**Extracted data entries**.
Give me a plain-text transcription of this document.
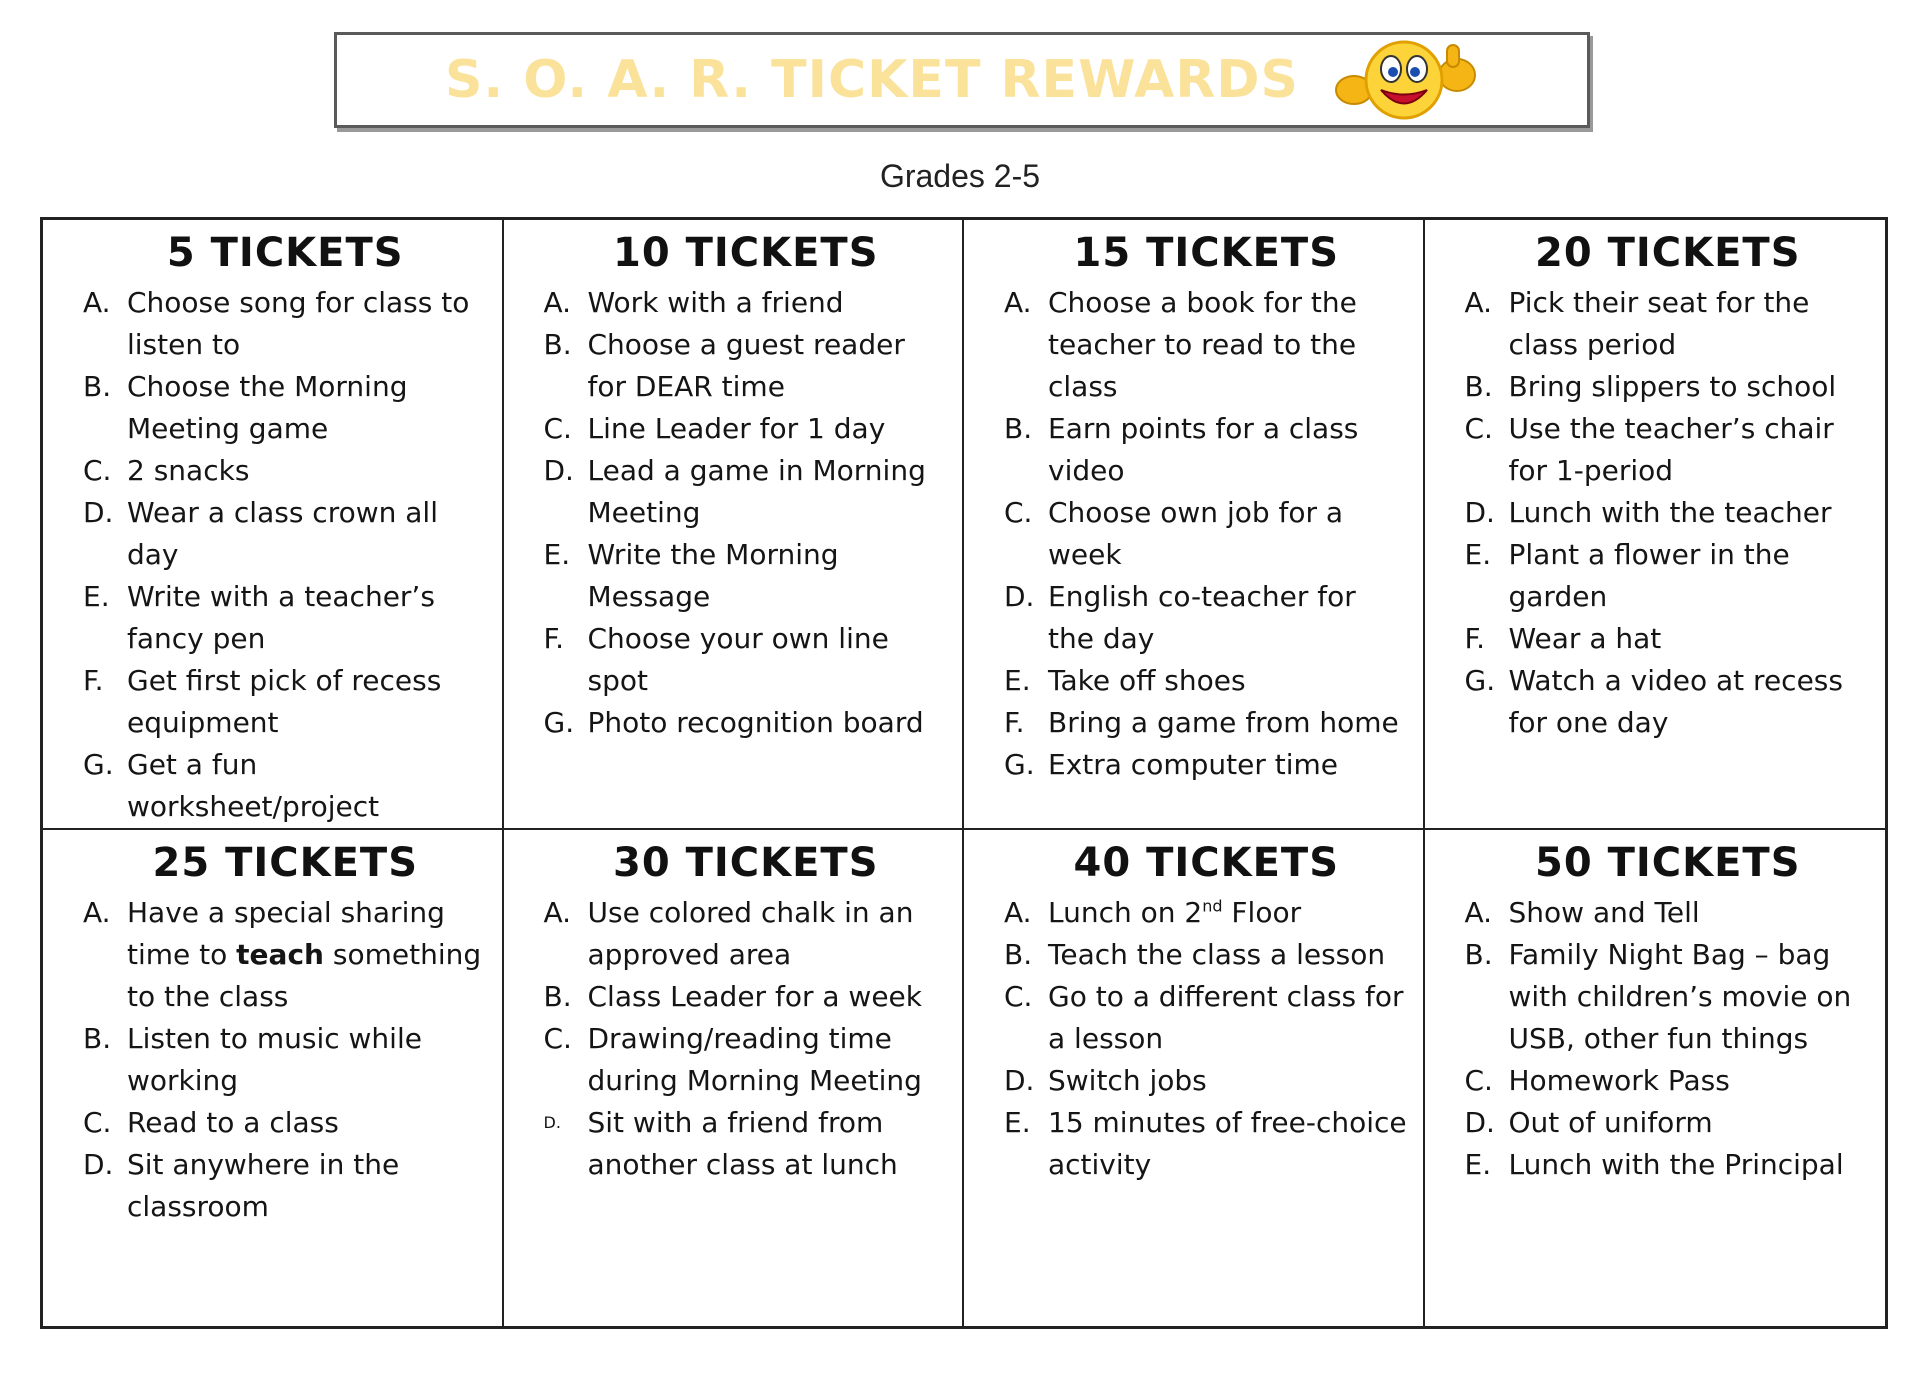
S. O. A. R. TICKET REWARDS
Grades 2-5
5 TICKETS
A. Choose song for class to listen to
B. Choose the Morning Meeting game
C. 2 snacks
D. Wear a class crown all day
E. Write with a teacher’s fancy pen
F. Get first pick of recess equipment
G. Get a fun worksheet/project
10 TICKETS
A. Work with a friend
B. Choose a guest reader for DEAR time
C. Line Leader for 1 day
D. Lead a game in Morning Meeting
E. Write the Morning Message
F. Choose your own line spot
G. Photo recognition board
15 TICKETS
A. Choose a book for the teacher to read to the class
B. Earn points for a class video
C. Choose own job for a week
D. English co-teacher for the day
E. Take off shoes
F. Bring a game from home
G. Extra computer time
20 TICKETS
A. Pick their seat for the class period
B. Bring slippers to school
C. Use the teacher’s chair for 1-period
D. Lunch with the teacher
E. Plant a flower in the garden
F. Wear a hat
G. Watch a video at recess for one day
25 TICKETS
A. Have a special sharing time to teach something to the class
B. Listen to music while working
C. Read to a class
D. Sit anywhere in the classroom
30 TICKETS
A. Use colored chalk in an approved area
B. Class Leader for a week
C. Drawing/reading time during Morning Meeting
D. Sit with a friend from another class at lunch
40 TICKETS
A. Lunch on 2nd Floor
B. Teach the class a lesson
C. Go to a different class for a lesson
D. Switch jobs
E. 15 minutes of free-choice activity
50 TICKETS
A. Show and Tell
B. Family Night Bag – bag with children’s movie on USB, other fun things
C. Homework Pass
D. Out of uniform
E. Lunch with the Principal
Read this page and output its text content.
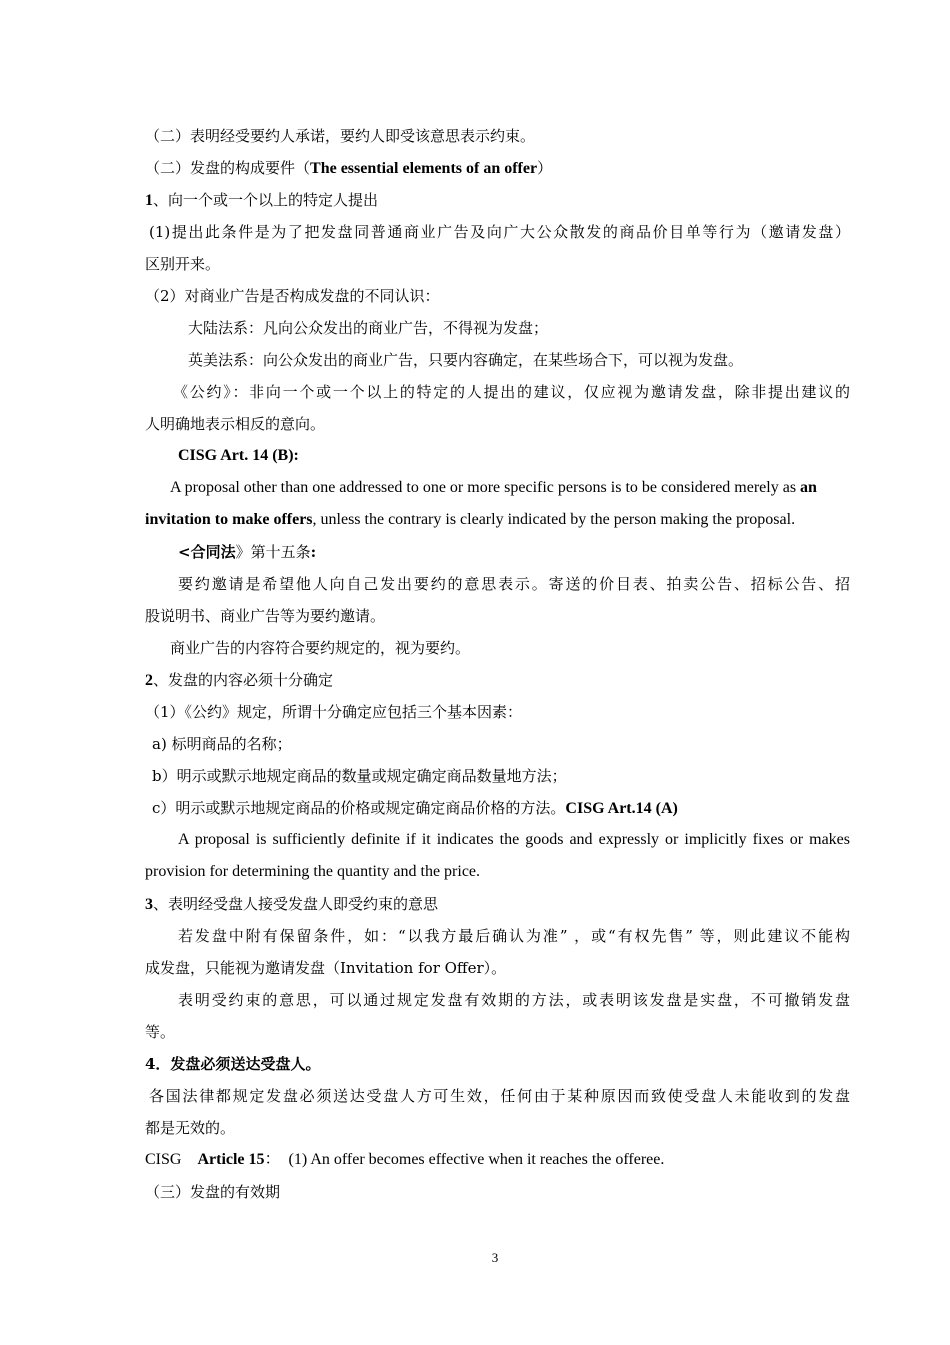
（二）表明经受要约人承诺，要约人即受该意思表示约束。
（二）发盘的构成要件（The essential elements of an offer）
1、向一个或一个以上的特定人提出
(1)提出此条件是为了把发盘同普通商业广告及向广大公众散发的商品价目单等行为（邀请发盘）
区别开来。
（2）对商业广告是否构成发盘的不同认识：
大陆法系：凡向公众发出的商业广告，不得视为发盘；
英美法系：向公众发出的商业广告，只要内容确定，在某些场合下，可以视为发盘。
《公约》：非向一个或一个以上的特定的人提出的建议，仅应视为邀请发盘，除非提出建议的
人明确地表示相反的意向。
CISG Art. 14 (B):
A proposal other than one addressed to one or more specific persons is to be considered merely as an
invitation to make offers, unless the contrary is clearly indicated by the person making the proposal.
<合同法》第十五条:
要约邀请是希望他人向自己发出要约的意思表示。寄送的价目表、拍卖公告、招标公告、招
股说明书、商业广告等为要约邀请。
商业广告的内容符合要约规定的，视为要约。
2、发盘的内容必须十分确定
（1）《公约》规定，所谓十分确定应包括三个基本因素：
a) 标明商品的名称；
b）明示或默示地规定商品的数量或规定确定商品数量地方法；
c）明示或默示地规定商品的价格或规定确定商品价格的方法。CISG Art.14 (A)
A proposal is sufficiently definite if it indicates the goods and expressly or implicitly fixes or makes
provision for determining the quantity and the price.
3、表明经受盘人接受发盘人即受约束的意思
若发盘中附有保留条件，如：“以我方最后确认为准” ，或“有权先售” 等，则此建议不能构
成发盘，只能视为邀请发盘（Invitation for Offer）。
表明受约束的意思，可以通过规定发盘有效期的方法，或表明该发盘是实盘，不可撤销发盘
等。
4．发盘必须送达受盘人。
各国法律都规定发盘必须送达受盘人方可生效，任何由于某种原因而致使受盘人未能收到的发盘
都是无效的。
CISG Article 15： (1) An offer becomes effective when it reaches the offeree.
（三）发盘的有效期
3
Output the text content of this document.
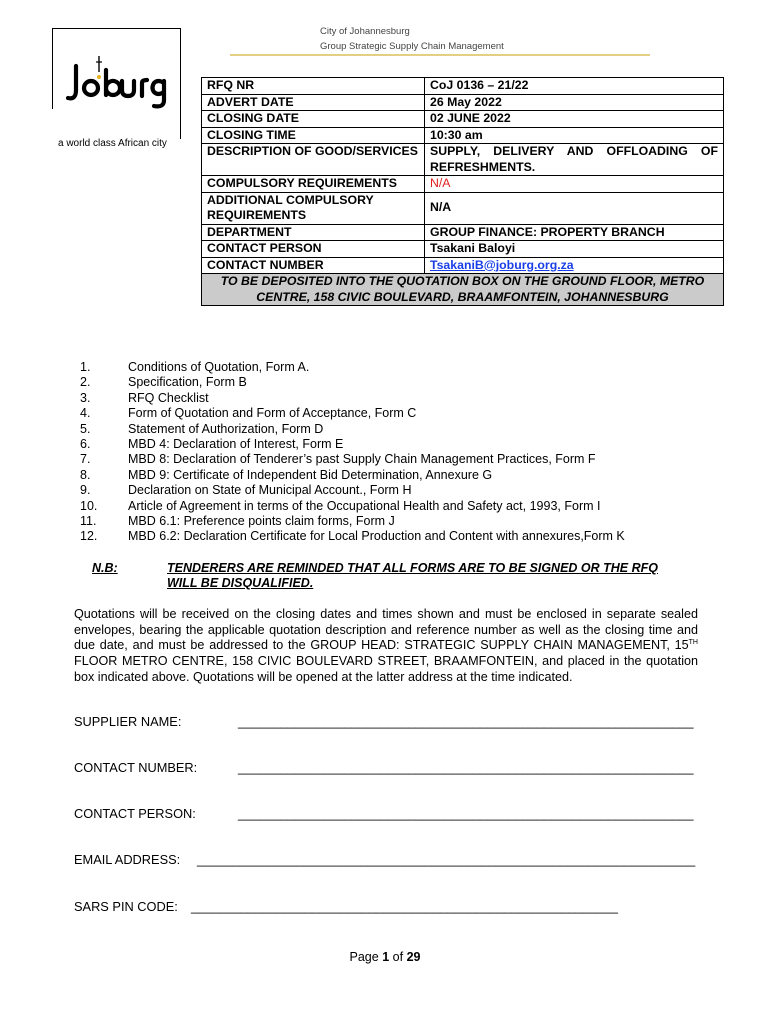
City of Johannesburg
Group Strategic Supply Chain Management
a world class African city
RFQ NR	CoJ 0136 – 21/22
ADVERT DATE	26 May 2022
CLOSING DATE	02 JUNE 2022
CLOSING TIME	10:30 am
DESCRIPTION OF GOOD/SERVICES	SUPPLY, DELIVERY AND OFFLOADING OF REFRESHMENTS.
COMPULSORY REQUIREMENTS	N/A
ADDITIONAL COMPULSORY REQUIREMENTS	N/A
DEPARTMENT	GROUP FINANCE: PROPERTY BRANCH
CONTACT PERSON	Tsakani Baloyi
CONTACT NUMBER	TsakaniB@joburg.org.za
TO BE DEPOSITED INTO THE QUOTATION BOX ON THE GROUND FLOOR, METRO CENTRE, 158 CIVIC BOULEVARD, BRAAMFONTEIN, JOHANNESBURG	
1.	Conditions of Quotation, Form A.
2.	Specification, Form B
3.	RFQ Checklist
4.	Form of Quotation and Form of Acceptance, Form C
5.	Statement of Authorization, Form D
6.	MBD 4: Declaration of Interest, Form E
7.	MBD 8: Declaration of Tenderer’s past Supply Chain Management Practices, Form F
8.	MBD 9: Certificate of Independent Bid Determination, Annexure G
9.	Declaration on State of Municipal Account., Form H
10. Article of Agreement in terms of the Occupational Health and Safety act, 1993, Form I
11.	MBD 6.1: Preference points claim forms, Form J
12. MBD 6.2: Declaration Certificate for Local Production and Content with annexures,Form K
N.B:	TENDERERS ARE REMINDED THAT ALL FORMS ARE TO BE SIGNED OR THE RFQ WILL BE DISQUALIFIED.
Quotations will be received on the closing dates and times shown and must be enclosed in separate sealed envelopes, bearing the applicable quotation description and reference number as well as the closing time and due date, and must be addressed to the GROUP HEAD: STRATEGIC SUPPLY CHAIN MANAGEMENT, 15TH FLOOR METRO CENTRE, 158 CIVIC BOULEVARD STREET, BRAAMFONTEIN, and placed in the quotation box indicated above. Quotations will be opened at the latter address at the time indicated.
SUPPLIER NAME:	________________________________________________________________
CONTACT NUMBER:	________________________________________________________________
CONTACT PERSON:	________________________________________________________________
EMAIL ADDRESS: ______________________________________________________________________
SARS PIN CODE: ____________________________________________________________
Page 1 of 29
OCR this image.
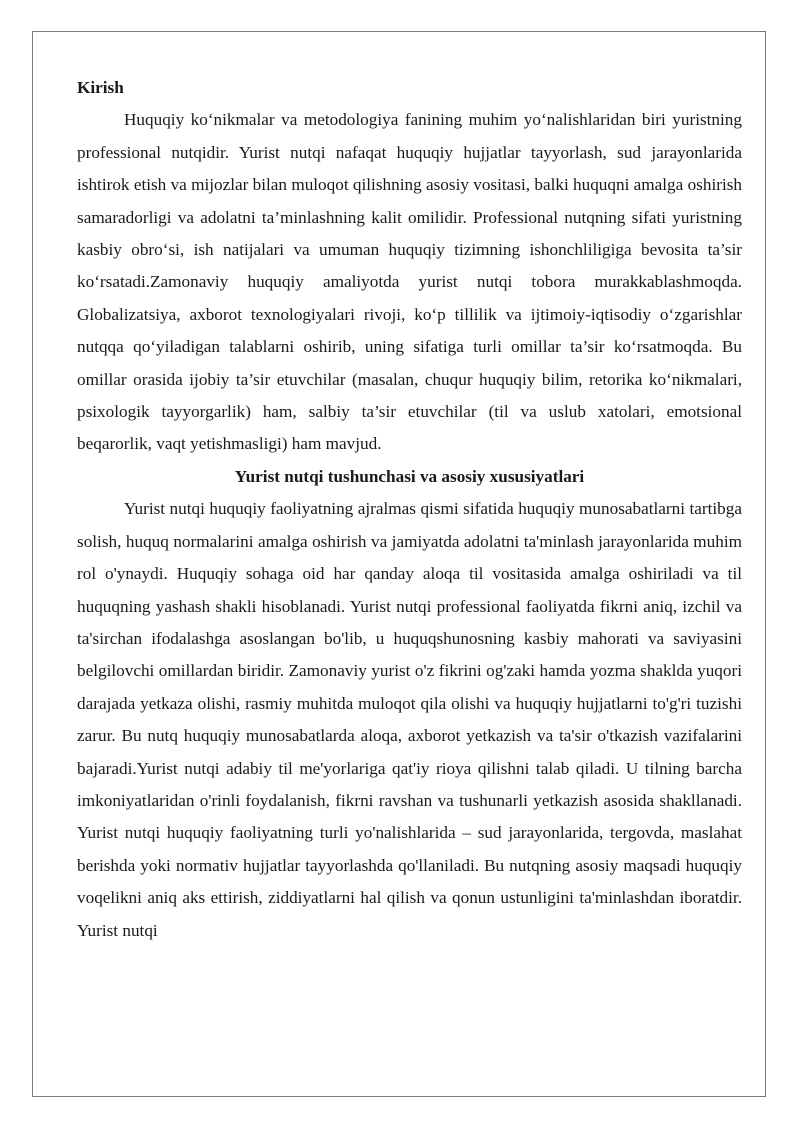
Kirish

Huquqiy ko‘nikmalar va metodologiya fanining muhim yo‘nalishlaridan biri yuristning professional nutqidir. Yurist nutqi nafaqat huquqiy hujjatlar tayyorlash, sud jarayonlarida ishtirok etish va mijozlar bilan muloqot qilishning asosiy vositasi, balki huquqni amalga oshirish samaradorligi va adolatni ta’minlashning kalit omilidir. Professional nutqning sifati yuristning kasbiy obro‘si, ish natijalari va umuman huquqiy tizimning ishonchliligiga bevosita ta’sir ko‘rsatadi.Zamonaviy huquqiy amaliyotda yurist nutqi tobora murakkablashmoqda. Globalizatsiya, axborot texnologiyalari rivoji, ko‘p tillilik va ijtimoiy-iqtisodiy o‘zgarishlar nutqqa qo‘yiladigan talablarni oshirib, uning sifatiga turli omillar ta’sir ko‘rsatmoqda. Bu omillar orasida ijobiy ta’sir etuvchilar (masalan, chuqur huquqiy bilim, retorika ko‘nikmalari, psixologik tayyorgarlik) ham, salbiy ta’sir etuvchilar (til va uslub xatolari, emotsional beqarorlik, vaqt yetishmasligi) ham mavjud.

Yurist nutqi tushunchasi va asosiy xususiyatlari

Yurist nutqi huquqiy faoliyatning ajralmas qismi sifatida huquqiy munosabatlarni tartibga solish, huquq normalarini amalga oshirish va jamiyatda adolatni ta'minlash jarayonlarida muhim rol o'ynaydi. Huquqiy sohaga oid har qanday aloqa til vositasida amalga oshiriladi va til huquqning yashash shakli hisoblanadi. Yurist nutqi professional faoliyatda fikrni aniq, izchil va ta'sirchan ifodalashga asoslangan bo'lib, u huquqshunosning kasbiy mahorati va saviyasini belgilovchi omillardan biridir. Zamonaviy yurist o'z fikrini og'zaki hamda yozma shaklda yuqori darajada yetkaza olishi, rasmiy muhitda muloqot qila olishi va huquqiy hujjatlarni to'g'ri tuzishi zarur. Bu nutq huquqiy munosabatlarda aloqa, axborot yetkazish va ta'sir o'tkazish vazifalarini bajaradi.Yurist nutqi adabiy til me'yorlariga qat'iy rioya qilishni talab qiladi. U tilning barcha imkoniyatlaridan o'rinli foydalanish, fikrni ravshan va tushunarli yetkazish asosida shakllanadi. Yurist nutqi huquqiy faoliyatning turli yo'nalishlarida – sud jarayonlarida, tergovda, maslahat berishda yoki normativ hujjatlar tayyorlashda qo'llaniladi. Bu nutqning asosiy maqsadi huquqiy voqelikni aniq aks ettirish, ziddiyatlarni hal qilish va qonun ustunligini ta'minlashdan iboratdir. Yurist nutqi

**WORK INSTRUCTIONS**. In the listing, how many lines hold "addressed"? Answer with a bare number.

**PROBLEM SOLUTION**. 2